(Excerpts from a figure dataset)
——————
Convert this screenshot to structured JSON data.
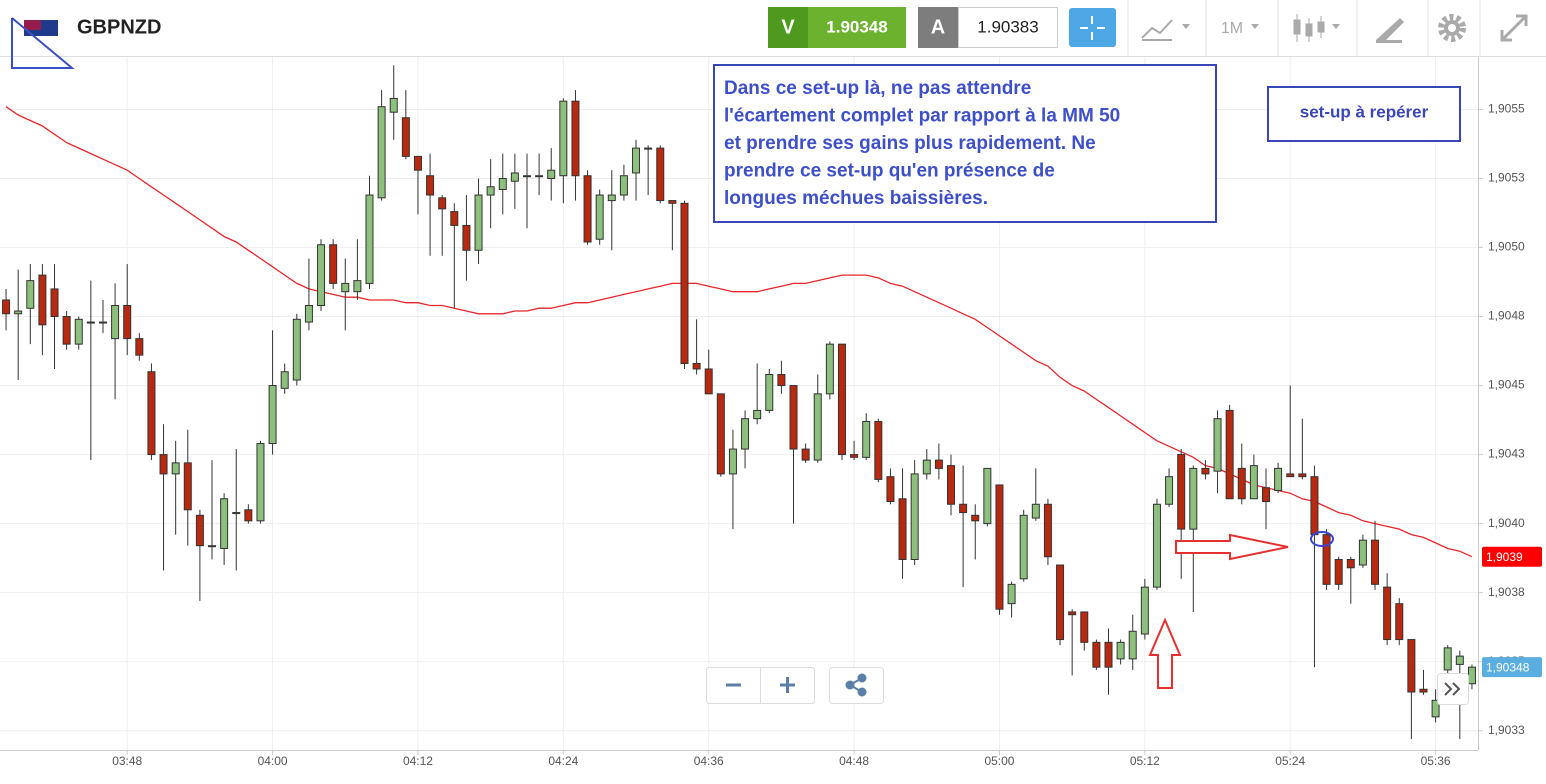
{
  "toolbar": {
    "symbol": "GBPNZD",
    "sell_label": "V",
    "sell_price": "1.90348",
    "buy_label": "A",
    "buy_price": "1.90383",
    "timeframe": "1M"
  },
  "annotations": {
    "note_lines": [
      "Dans ce set-up là, ne pas attendre",
      "l'écartement complet par rapport à la MM 50",
      "et prendre ses gains plus rapidement. Ne",
      "prendre ce set-up  qu'en présence de",
      "longues méchues baissières."
    ],
    "setup_label": "set-up à repérer"
  },
  "chart_data": {
    "type": "candlestick",
    "up_color": "#8cc07c",
    "down_color": "#b8290f",
    "grid": true,
    "x": [
      "03:38",
      "03:39",
      "03:40",
      "03:41",
      "03:42",
      "03:43",
      "03:44",
      "03:45",
      "03:46",
      "03:47",
      "03:48",
      "03:49",
      "03:50",
      "03:51",
      "03:52",
      "03:53",
      "03:54",
      "03:55",
      "03:56",
      "03:57",
      "03:58",
      "03:59",
      "04:00",
      "04:01",
      "04:02",
      "04:03",
      "04:04",
      "04:05",
      "04:06",
      "04:07",
      "04:08",
      "04:09",
      "04:10",
      "04:11",
      "04:12",
      "04:13",
      "04:14",
      "04:15",
      "04:16",
      "04:17",
      "04:18",
      "04:19",
      "04:20",
      "04:21",
      "04:22",
      "04:23",
      "04:24",
      "04:25",
      "04:26",
      "04:27",
      "04:28",
      "04:29",
      "04:30",
      "04:31",
      "04:32",
      "04:33",
      "04:34",
      "04:35",
      "04:36",
      "04:37",
      "04:38",
      "04:39",
      "04:40",
      "04:41",
      "04:42",
      "04:43",
      "04:44",
      "04:45",
      "04:46",
      "04:47",
      "04:48",
      "04:49",
      "04:50",
      "04:51",
      "04:52",
      "04:53",
      "04:54",
      "04:55",
      "04:56",
      "04:57",
      "04:58",
      "04:59",
      "05:00",
      "05:01",
      "05:02",
      "05:03",
      "05:04",
      "05:05",
      "05:06",
      "05:07",
      "05:08",
      "05:09",
      "05:10",
      "05:11",
      "05:12",
      "05:13",
      "05:14",
      "05:15",
      "05:16",
      "05:17",
      "05:18",
      "05:19",
      "05:20",
      "05:21",
      "05:22",
      "05:23",
      "05:24",
      "05:25",
      "05:26",
      "05:27",
      "05:28",
      "05:29",
      "05:30",
      "05:31",
      "05:32",
      "05:33",
      "05:34",
      "05:35",
      "05:36",
      "05:37",
      "05:38",
      "05:39"
    ],
    "xticks": [
      "03:48",
      "04:00",
      "04:12",
      "04:24",
      "04:36",
      "04:48",
      "05:00",
      "05:12",
      "05:24",
      "05:36"
    ],
    "ylim": [
      1.90318,
      1.90569
    ],
    "yticks": [
      {
        "value": 1.9055,
        "label": "1,9055"
      },
      {
        "value": 1.90525,
        "label": "1,9053"
      },
      {
        "value": 1.905,
        "label": "1,9050"
      },
      {
        "value": 1.90475,
        "label": "1,9048"
      },
      {
        "value": 1.9045,
        "label": "1,9045"
      },
      {
        "value": 1.90425,
        "label": "1,9043"
      },
      {
        "value": 1.904,
        "label": "1,9040"
      },
      {
        "value": 1.90375,
        "label": "1,9038"
      },
      {
        "value": 1.9035,
        "label": "1,9035"
      },
      {
        "value": 1.90325,
        "label": "1,9033"
      }
    ],
    "ohlc": [
      [
        1.90481,
        1.90485,
        1.9047,
        1.90476
      ],
      [
        1.90476,
        1.90492,
        1.90452,
        1.90477
      ],
      [
        1.90478,
        1.90494,
        1.90465,
        1.90488
      ],
      [
        1.9049,
        1.90494,
        1.90461,
        1.90472
      ],
      [
        1.90485,
        1.90494,
        1.90456,
        1.90475
      ],
      [
        1.90475,
        1.90477,
        1.90463,
        1.90465
      ],
      [
        1.90465,
        1.90475,
        1.90463,
        1.90474
      ],
      [
        1.90473,
        1.90488,
        1.90423,
        1.90473
      ],
      [
        1.90473,
        1.90481,
        1.90469,
        1.90473
      ],
      [
        1.90467,
        1.90487,
        1.90445,
        1.90479
      ],
      [
        1.90479,
        1.90494,
        1.90461,
        1.90467
      ],
      [
        1.90467,
        1.90469,
        1.90459,
        1.90461
      ],
      [
        1.90455,
        1.90458,
        1.90423,
        1.90425
      ],
      [
        1.90425,
        1.90436,
        1.90383,
        1.90418
      ],
      [
        1.90418,
        1.9043,
        1.90396,
        1.90422
      ],
      [
        1.90422,
        1.90434,
        1.90392,
        1.90405
      ],
      [
        1.90403,
        1.90405,
        1.90372,
        1.90392
      ],
      [
        1.90392,
        1.90423,
        1.90387,
        1.90392
      ],
      [
        1.90391,
        1.90411,
        1.90385,
        1.90409
      ],
      [
        1.90404,
        1.90427,
        1.90383,
        1.90404
      ],
      [
        1.90405,
        1.90407,
        1.904,
        1.90401
      ],
      [
        1.90401,
        1.9043,
        1.904,
        1.90429
      ],
      [
        1.90429,
        1.9047,
        1.90425,
        1.9045
      ],
      [
        1.90449,
        1.90458,
        1.90447,
        1.90455
      ],
      [
        1.90452,
        1.90476,
        1.9045,
        1.90474
      ],
      [
        1.90473,
        1.90496,
        1.9047,
        1.90479
      ],
      [
        1.90479,
        1.90503,
        1.90477,
        1.90501
      ],
      [
        1.90501,
        1.90503,
        1.90485,
        1.90487
      ],
      [
        1.90484,
        1.90496,
        1.9047,
        1.90487
      ],
      [
        1.90484,
        1.90503,
        1.90481,
        1.90488
      ],
      [
        1.90487,
        1.90526,
        1.90485,
        1.90519
      ],
      [
        1.90518,
        1.90557,
        1.90517,
        1.90551
      ],
      [
        1.90549,
        1.90566,
        1.90539,
        1.90554
      ],
      [
        1.90547,
        1.90557,
        1.90532,
        1.90533
      ],
      [
        1.90533,
        1.90533,
        1.90512,
        1.90528
      ],
      [
        1.90526,
        1.90534,
        1.90497,
        1.90519
      ],
      [
        1.90518,
        1.90519,
        1.90497,
        1.90514
      ],
      [
        1.90513,
        1.90516,
        1.90478,
        1.90508
      ],
      [
        1.90508,
        1.90519,
        1.90488,
        1.90499
      ],
      [
        1.90499,
        1.90525,
        1.90494,
        1.90519
      ],
      [
        1.90519,
        1.90532,
        1.90507,
        1.90522
      ],
      [
        1.90521,
        1.90534,
        1.90512,
        1.90525
      ],
      [
        1.90524,
        1.90534,
        1.90514,
        1.90527
      ],
      [
        1.90526,
        1.90534,
        1.90507,
        1.90526
      ],
      [
        1.90526,
        1.90534,
        1.90519,
        1.90526
      ],
      [
        1.90525,
        1.90536,
        1.90517,
        1.90528
      ],
      [
        1.90526,
        1.90554,
        1.90516,
        1.90553
      ],
      [
        1.90553,
        1.90557,
        1.90517,
        1.90526
      ],
      [
        1.90526,
        1.90528,
        1.90501,
        1.90502
      ],
      [
        1.90503,
        1.90521,
        1.90501,
        1.90519
      ],
      [
        1.90517,
        1.90528,
        1.90499,
        1.90519
      ],
      [
        1.90519,
        1.9053,
        1.90517,
        1.90526
      ],
      [
        1.90527,
        1.90539,
        1.90517,
        1.90536
      ],
      [
        1.90536,
        1.90537,
        1.90519,
        1.90536
      ],
      [
        1.90536,
        1.90537,
        1.90516,
        1.90517
      ],
      [
        1.90517,
        1.90517,
        1.90499,
        1.90516
      ],
      [
        1.90516,
        1.90517,
        1.90456,
        1.90458
      ],
      [
        1.90458,
        1.90474,
        1.90454,
        1.90456
      ],
      [
        1.90456,
        1.90463,
        1.90447,
        1.90447
      ],
      [
        1.90447,
        1.90447,
        1.90417,
        1.90418
      ],
      [
        1.90418,
        1.90434,
        1.90398,
        1.90427
      ],
      [
        1.90427,
        1.90441,
        1.9042,
        1.90438
      ],
      [
        1.90438,
        1.90458,
        1.90436,
        1.90441
      ],
      [
        1.90441,
        1.90456,
        1.9044,
        1.90454
      ],
      [
        1.90454,
        1.90459,
        1.90447,
        1.9045
      ],
      [
        1.9045,
        1.9045,
        1.904,
        1.90427
      ],
      [
        1.90427,
        1.90429,
        1.90422,
        1.90423
      ],
      [
        1.90423,
        1.90454,
        1.90422,
        1.90447
      ],
      [
        1.90447,
        1.90466,
        1.90445,
        1.90465
      ],
      [
        1.90465,
        1.90465,
        1.90423,
        1.90425
      ],
      [
        1.90425,
        1.9043,
        1.90423,
        1.90424
      ],
      [
        1.90424,
        1.9044,
        1.90423,
        1.90437
      ],
      [
        1.90437,
        1.90438,
        1.90415,
        1.90416
      ],
      [
        1.90417,
        1.9042,
        1.90407,
        1.90408
      ],
      [
        1.90409,
        1.9042,
        1.9038,
        1.90387
      ],
      [
        1.90387,
        1.90423,
        1.90385,
        1.90418
      ],
      [
        1.90418,
        1.90427,
        1.90416,
        1.90423
      ],
      [
        1.90423,
        1.90429,
        1.90416,
        1.9042
      ],
      [
        1.90421,
        1.90425,
        1.90403,
        1.90407
      ],
      [
        1.90407,
        1.90421,
        1.90377,
        1.90404
      ],
      [
        1.90403,
        1.90407,
        1.90387,
        1.90401
      ],
      [
        1.904,
        1.9042,
        1.90399,
        1.9042
      ],
      [
        1.90414,
        1.90414,
        1.90367,
        1.90369
      ],
      [
        1.90371,
        1.90379,
        1.90366,
        1.90378
      ],
      [
        1.9038,
        1.90405,
        1.90379,
        1.90403
      ],
      [
        1.90402,
        1.9042,
        1.90401,
        1.90407
      ],
      [
        1.90407,
        1.90409,
        1.90385,
        1.90388
      ],
      [
        1.90385,
        1.90385,
        1.90356,
        1.90358
      ],
      [
        1.90368,
        1.90369,
        1.90345,
        1.90367
      ],
      [
        1.90368,
        1.90368,
        1.90354,
        1.90357
      ],
      [
        1.90357,
        1.90358,
        1.90347,
        1.90348
      ],
      [
        1.90357,
        1.90362,
        1.90338,
        1.90348
      ],
      [
        1.90351,
        1.90358,
        1.90349,
        1.90357
      ],
      [
        1.90351,
        1.90367,
        1.90347,
        1.90361
      ],
      [
        1.9036,
        1.9038,
        1.90358,
        1.90377
      ],
      [
        1.90377,
        1.90409,
        1.90376,
        1.90407
      ],
      [
        1.90407,
        1.9042,
        1.90406,
        1.90417
      ],
      [
        1.90425,
        1.90427,
        1.9038,
        1.90398
      ],
      [
        1.90398,
        1.90421,
        1.90368,
        1.9042
      ],
      [
        1.9042,
        1.90423,
        1.90416,
        1.90418
      ],
      [
        1.90419,
        1.90441,
        1.90411,
        1.90438
      ],
      [
        1.90441,
        1.90443,
        1.90409,
        1.90409
      ],
      [
        1.9042,
        1.90429,
        1.90407,
        1.90409
      ],
      [
        1.90409,
        1.90425,
        1.90409,
        1.90421
      ],
      [
        1.90413,
        1.9042,
        1.90398,
        1.90408
      ],
      [
        1.90412,
        1.90422,
        1.90411,
        1.9042
      ],
      [
        1.90418,
        1.9045,
        1.90417,
        1.90417
      ],
      [
        1.90418,
        1.90438,
        1.90416,
        1.90417
      ],
      [
        1.90417,
        1.90421,
        1.90348,
        1.90396
      ],
      [
        1.90396,
        1.90398,
        1.90376,
        1.90378
      ],
      [
        1.90387,
        1.90388,
        1.90376,
        1.90378
      ],
      [
        1.90387,
        1.90388,
        1.90371,
        1.90384
      ],
      [
        1.90385,
        1.90396,
        1.90384,
        1.90394
      ],
      [
        1.90394,
        1.90401,
        1.90376,
        1.90378
      ],
      [
        1.90377,
        1.90382,
        1.90356,
        1.90358
      ],
      [
        1.90371,
        1.90373,
        1.90356,
        1.90358
      ],
      [
        1.90358,
        1.90358,
        1.90322,
        1.90339
      ],
      [
        1.9034,
        1.90347,
        1.90338,
        1.90339
      ],
      [
        1.9033,
        1.9034,
        1.90328,
        1.90336
      ],
      [
        1.90347,
        1.90356,
        1.90336,
        1.90355
      ],
      [
        1.90349,
        1.90354,
        1.90322,
        1.90352
      ],
      [
        1.90342,
        1.90349,
        1.9034,
        1.90348
      ]
    ],
    "series": [
      {
        "color": "#e8262b",
        "values": [
          1.90551,
          1.90548,
          1.90546,
          1.90544,
          1.90541,
          1.90538,
          1.90536,
          1.90534,
          1.90532,
          1.9053,
          1.90528,
          1.90525,
          1.90522,
          1.90519,
          1.90516,
          1.90513,
          1.9051,
          1.90507,
          1.90504,
          1.90502,
          1.90499,
          1.90496,
          1.90493,
          1.9049,
          1.90487,
          1.90485,
          1.90484,
          1.90483,
          1.90482,
          1.90482,
          1.90481,
          1.90481,
          1.90481,
          1.9048,
          1.9048,
          1.90479,
          1.90479,
          1.90478,
          1.90477,
          1.90476,
          1.90476,
          1.90476,
          1.90477,
          1.90477,
          1.90478,
          1.90478,
          1.90479,
          1.9048,
          1.9048,
          1.90481,
          1.90482,
          1.90483,
          1.90484,
          1.90485,
          1.90486,
          1.90487,
          1.90487,
          1.90487,
          1.90486,
          1.90485,
          1.90484,
          1.90484,
          1.90484,
          1.90485,
          1.90486,
          1.90487,
          1.90487,
          1.90488,
          1.90489,
          1.9049,
          1.9049,
          1.9049,
          1.90489,
          1.90487,
          1.90486,
          1.90484,
          1.90482,
          1.9048,
          1.90478,
          1.90476,
          1.90474,
          1.90471,
          1.90468,
          1.90465,
          1.90462,
          1.90459,
          1.90457,
          1.90453,
          1.9045,
          1.90448,
          1.90445,
          1.90442,
          1.90439,
          1.90436,
          1.90433,
          1.9043,
          1.90428,
          1.90426,
          1.90424,
          1.90421,
          1.9042,
          1.90418,
          1.90416,
          1.90414,
          1.90413,
          1.90412,
          1.90411,
          1.90409,
          1.90408,
          1.90406,
          1.90404,
          1.90403,
          1.90401,
          1.904,
          1.90399,
          1.90398,
          1.90396,
          1.90395,
          1.90393,
          1.90391,
          1.9039,
          1.90388
        ]
      }
    ],
    "price_tags": [
      {
        "value": 1.90388,
        "label": "1,9039",
        "color": "#ff0000"
      },
      {
        "value": 1.90348,
        "label": "1,90348",
        "color": "#5aaee0"
      }
    ]
  }
}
——————
## Objective:
Scan the data for the word "prendre" and copy every line where it shows up.

## Expected answer:
      "et prendre ses gains plus rapidement. Ne",
      "prendre ce set-up  qu'en présence de",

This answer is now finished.